Directions: Reproduce only the lines that run from the line with "Extract all readable text from this page." to the last line of the material, both ends included, exactly as they appear.

***** Records *****

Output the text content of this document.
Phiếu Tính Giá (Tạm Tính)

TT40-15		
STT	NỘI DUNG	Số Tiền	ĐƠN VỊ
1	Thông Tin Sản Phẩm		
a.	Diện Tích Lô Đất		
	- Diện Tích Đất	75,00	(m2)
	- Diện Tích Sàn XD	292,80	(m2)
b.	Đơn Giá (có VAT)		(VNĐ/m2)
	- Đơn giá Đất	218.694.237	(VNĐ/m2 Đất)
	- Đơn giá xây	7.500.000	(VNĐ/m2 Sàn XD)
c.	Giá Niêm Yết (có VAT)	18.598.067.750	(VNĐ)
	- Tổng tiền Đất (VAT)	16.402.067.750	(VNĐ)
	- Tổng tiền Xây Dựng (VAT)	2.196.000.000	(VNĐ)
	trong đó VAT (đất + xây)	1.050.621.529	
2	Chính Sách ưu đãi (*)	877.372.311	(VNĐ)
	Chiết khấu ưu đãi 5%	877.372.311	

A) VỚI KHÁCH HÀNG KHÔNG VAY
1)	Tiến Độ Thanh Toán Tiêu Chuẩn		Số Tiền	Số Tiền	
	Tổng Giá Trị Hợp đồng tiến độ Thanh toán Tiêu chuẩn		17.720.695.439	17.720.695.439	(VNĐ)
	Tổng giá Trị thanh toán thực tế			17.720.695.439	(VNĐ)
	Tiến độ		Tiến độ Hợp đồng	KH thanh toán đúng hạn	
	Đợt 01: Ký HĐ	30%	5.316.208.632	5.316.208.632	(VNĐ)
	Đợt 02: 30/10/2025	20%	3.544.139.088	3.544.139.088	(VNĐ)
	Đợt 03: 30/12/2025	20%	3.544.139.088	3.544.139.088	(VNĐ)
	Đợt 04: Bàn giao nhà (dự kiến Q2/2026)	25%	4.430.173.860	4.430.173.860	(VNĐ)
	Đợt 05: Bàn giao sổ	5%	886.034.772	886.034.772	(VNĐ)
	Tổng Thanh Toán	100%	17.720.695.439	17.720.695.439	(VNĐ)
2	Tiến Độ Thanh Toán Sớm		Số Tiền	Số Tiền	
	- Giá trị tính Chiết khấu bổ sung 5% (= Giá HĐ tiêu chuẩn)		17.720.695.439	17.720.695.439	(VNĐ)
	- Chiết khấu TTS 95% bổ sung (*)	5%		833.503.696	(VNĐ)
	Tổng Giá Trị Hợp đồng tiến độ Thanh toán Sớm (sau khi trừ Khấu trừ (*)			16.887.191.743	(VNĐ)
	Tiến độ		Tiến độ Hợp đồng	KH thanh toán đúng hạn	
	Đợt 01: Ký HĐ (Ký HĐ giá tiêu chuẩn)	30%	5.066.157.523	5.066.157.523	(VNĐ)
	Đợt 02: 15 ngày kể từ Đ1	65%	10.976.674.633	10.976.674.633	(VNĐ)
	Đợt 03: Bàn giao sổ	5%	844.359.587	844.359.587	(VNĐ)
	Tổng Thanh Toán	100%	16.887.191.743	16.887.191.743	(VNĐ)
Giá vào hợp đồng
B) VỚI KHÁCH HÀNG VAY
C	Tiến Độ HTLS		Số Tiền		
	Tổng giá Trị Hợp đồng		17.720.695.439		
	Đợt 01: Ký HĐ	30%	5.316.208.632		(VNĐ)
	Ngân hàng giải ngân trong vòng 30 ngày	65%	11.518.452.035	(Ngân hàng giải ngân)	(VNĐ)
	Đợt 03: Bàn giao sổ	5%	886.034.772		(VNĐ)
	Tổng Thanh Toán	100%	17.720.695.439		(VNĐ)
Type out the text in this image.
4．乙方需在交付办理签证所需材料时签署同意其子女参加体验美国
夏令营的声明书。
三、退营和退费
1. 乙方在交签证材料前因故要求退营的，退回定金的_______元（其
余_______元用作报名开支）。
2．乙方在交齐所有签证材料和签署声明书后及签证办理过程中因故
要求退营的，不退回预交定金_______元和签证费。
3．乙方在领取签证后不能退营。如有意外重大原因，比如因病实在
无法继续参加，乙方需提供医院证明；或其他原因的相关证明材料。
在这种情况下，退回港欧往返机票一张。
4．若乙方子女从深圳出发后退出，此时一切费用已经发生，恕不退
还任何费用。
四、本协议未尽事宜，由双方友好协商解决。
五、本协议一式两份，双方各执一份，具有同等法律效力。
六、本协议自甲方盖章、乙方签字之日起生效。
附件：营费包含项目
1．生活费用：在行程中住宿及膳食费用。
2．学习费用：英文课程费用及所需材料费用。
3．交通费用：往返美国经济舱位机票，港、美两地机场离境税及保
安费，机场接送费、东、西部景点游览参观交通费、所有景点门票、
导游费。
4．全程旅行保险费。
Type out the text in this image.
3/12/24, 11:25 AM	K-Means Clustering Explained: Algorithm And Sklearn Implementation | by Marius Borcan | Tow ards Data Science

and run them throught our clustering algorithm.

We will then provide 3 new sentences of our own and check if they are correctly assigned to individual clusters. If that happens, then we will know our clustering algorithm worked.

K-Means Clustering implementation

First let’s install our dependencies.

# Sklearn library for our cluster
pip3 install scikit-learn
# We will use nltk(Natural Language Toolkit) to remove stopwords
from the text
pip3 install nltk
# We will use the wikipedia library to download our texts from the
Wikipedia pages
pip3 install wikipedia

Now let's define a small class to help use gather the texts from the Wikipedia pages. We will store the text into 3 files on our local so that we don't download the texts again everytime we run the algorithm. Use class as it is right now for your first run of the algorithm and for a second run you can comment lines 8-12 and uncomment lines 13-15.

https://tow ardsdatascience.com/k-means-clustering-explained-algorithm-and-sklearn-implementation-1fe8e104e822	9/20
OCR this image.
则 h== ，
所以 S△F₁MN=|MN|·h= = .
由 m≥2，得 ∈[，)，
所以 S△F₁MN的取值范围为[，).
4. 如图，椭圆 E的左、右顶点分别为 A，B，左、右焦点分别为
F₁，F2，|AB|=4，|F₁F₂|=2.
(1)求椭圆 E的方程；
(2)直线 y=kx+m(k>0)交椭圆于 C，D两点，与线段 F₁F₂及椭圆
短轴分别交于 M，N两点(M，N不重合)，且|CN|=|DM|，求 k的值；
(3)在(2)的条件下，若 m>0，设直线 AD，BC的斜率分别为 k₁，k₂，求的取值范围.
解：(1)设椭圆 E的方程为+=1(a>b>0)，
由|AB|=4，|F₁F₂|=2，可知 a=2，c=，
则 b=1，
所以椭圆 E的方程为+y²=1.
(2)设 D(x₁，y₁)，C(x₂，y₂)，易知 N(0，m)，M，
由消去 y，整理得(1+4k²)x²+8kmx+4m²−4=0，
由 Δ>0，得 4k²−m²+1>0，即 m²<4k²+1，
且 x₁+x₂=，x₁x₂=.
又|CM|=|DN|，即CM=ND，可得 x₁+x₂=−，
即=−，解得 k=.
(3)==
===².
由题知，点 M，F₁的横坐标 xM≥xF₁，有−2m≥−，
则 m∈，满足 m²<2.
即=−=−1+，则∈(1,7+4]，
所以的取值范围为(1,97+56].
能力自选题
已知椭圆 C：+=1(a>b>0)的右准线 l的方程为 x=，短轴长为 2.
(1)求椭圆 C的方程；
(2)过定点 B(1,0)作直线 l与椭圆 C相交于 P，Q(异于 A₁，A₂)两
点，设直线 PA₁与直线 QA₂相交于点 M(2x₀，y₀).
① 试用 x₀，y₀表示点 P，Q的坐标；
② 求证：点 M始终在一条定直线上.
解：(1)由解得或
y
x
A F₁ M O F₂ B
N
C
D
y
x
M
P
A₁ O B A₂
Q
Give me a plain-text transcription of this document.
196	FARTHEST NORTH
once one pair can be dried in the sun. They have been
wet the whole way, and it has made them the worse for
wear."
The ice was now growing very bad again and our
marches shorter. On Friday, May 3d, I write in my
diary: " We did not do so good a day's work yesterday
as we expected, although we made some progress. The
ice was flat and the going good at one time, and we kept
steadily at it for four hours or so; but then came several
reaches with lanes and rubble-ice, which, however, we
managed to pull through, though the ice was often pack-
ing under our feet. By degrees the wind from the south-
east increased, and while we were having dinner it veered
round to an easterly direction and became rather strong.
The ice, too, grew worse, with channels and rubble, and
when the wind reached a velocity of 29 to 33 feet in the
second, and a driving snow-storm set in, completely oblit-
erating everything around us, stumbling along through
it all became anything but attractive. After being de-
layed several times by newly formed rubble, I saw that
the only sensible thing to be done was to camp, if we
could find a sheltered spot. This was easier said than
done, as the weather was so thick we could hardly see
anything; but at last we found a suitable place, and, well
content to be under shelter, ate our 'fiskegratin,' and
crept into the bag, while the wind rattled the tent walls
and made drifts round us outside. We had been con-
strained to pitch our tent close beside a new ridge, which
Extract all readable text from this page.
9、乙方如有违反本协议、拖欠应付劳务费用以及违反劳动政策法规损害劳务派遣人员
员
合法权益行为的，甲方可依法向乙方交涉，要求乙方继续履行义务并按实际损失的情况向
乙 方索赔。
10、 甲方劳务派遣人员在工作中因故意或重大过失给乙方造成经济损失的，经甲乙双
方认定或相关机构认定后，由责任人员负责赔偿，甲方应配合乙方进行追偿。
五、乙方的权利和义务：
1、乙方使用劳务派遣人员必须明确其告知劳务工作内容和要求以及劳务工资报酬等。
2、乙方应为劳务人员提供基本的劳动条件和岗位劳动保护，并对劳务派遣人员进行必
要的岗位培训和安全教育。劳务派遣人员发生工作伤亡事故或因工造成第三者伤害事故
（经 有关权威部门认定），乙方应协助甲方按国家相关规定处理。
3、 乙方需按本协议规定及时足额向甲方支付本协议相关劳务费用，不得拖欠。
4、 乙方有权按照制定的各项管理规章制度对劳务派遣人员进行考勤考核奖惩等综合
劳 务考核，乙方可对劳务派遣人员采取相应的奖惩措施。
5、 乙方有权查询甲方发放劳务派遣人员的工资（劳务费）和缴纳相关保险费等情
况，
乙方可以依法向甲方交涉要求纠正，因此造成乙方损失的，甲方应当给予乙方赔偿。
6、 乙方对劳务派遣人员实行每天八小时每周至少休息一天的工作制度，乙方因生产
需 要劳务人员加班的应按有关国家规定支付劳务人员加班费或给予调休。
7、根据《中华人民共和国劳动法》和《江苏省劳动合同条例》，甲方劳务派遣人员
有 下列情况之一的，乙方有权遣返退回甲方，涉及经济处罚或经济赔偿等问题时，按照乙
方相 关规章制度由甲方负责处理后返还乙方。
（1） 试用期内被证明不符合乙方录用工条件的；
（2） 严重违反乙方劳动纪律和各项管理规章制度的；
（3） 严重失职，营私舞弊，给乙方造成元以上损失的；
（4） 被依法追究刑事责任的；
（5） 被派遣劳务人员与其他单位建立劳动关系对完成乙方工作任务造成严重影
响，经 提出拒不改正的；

*****

Written reply:
Extract all readable text from this page.
9、乙方如有违反本协议、拖欠应付劳务费用以及违反劳动政策法规损害劳务派遣人员
员
合法权益行为的，甲方可依法向乙方交涉，要求乙方继续履行义务并按实际损失的情况向
乙 方索赔。
10、 甲方劳务派遣人员在工作中因故意或重大过失给乙方造成经济损失的，经甲乙双
方认定或相关机构认定后，由责任人员负责赔偿，甲方应配合乙方进行追偿。
五、乙方的权利和义务：
1、乙方使用劳务派遣人员必须明确其告知劳务工作内容和要求以及劳务工资报酬等。
2、乙方应为劳务人员提供基本的劳动条件和岗位劳动保护，并对劳务派遣人员进行必
要的岗位培训和安全教育。劳务派遣人员发生工作伤亡事故或因工造成第三者伤害事故
（经 有关权威部门认定），乙方应协助甲方按国家相关规定处理。
3、 乙方需按本协议规定及时足额向甲方支付本协议相关劳务费用，不得拖欠。
4、 乙方有权按照制定的各项管理规章制度对劳务派遣人员进行考勤考核奖惩等综合
劳 务考核，乙方可对劳务派遣人员采取相应的奖惩措施。
5、 乙方有权查询甲方发放劳务派遣人员的工资（劳务费）和缴纳相关保险费等情
况，
乙方可以依法向甲方交涉要求纠正，因此造成乙方损失的，甲方应当给予乙方赔偿。
6、 乙方对劳务派遣人员实行每天八小时每周至少休息一天的工作制度，乙方因生产
需 要劳务人员加班的应按有关国家规定支付劳务人员加班费或给予调休。
7、根据《中华人民共和国劳动法》和《江苏省劳动合同条例》，甲方劳务派遣人员
有 下列情况之一的，乙方有权遣返退回甲方，涉及经济处罚或经济赔偿等问题时，按照乙
方相 关规章制度由甲方负责处理后返还乙方。
（1） 试用期内被证明不符合乙方录用工条件的；
（2） 严重违反乙方劳动纪律和各项管理规章制度的；
（3） 严重失职，营私舞弊，给乙方造成元以上损失的；
（4） 被依法追究刑事责任的；
（5） 被派遣劳务人员与其他单位建立劳动关系对完成乙方工作任务造成严重影
响，经 提出拒不改正的；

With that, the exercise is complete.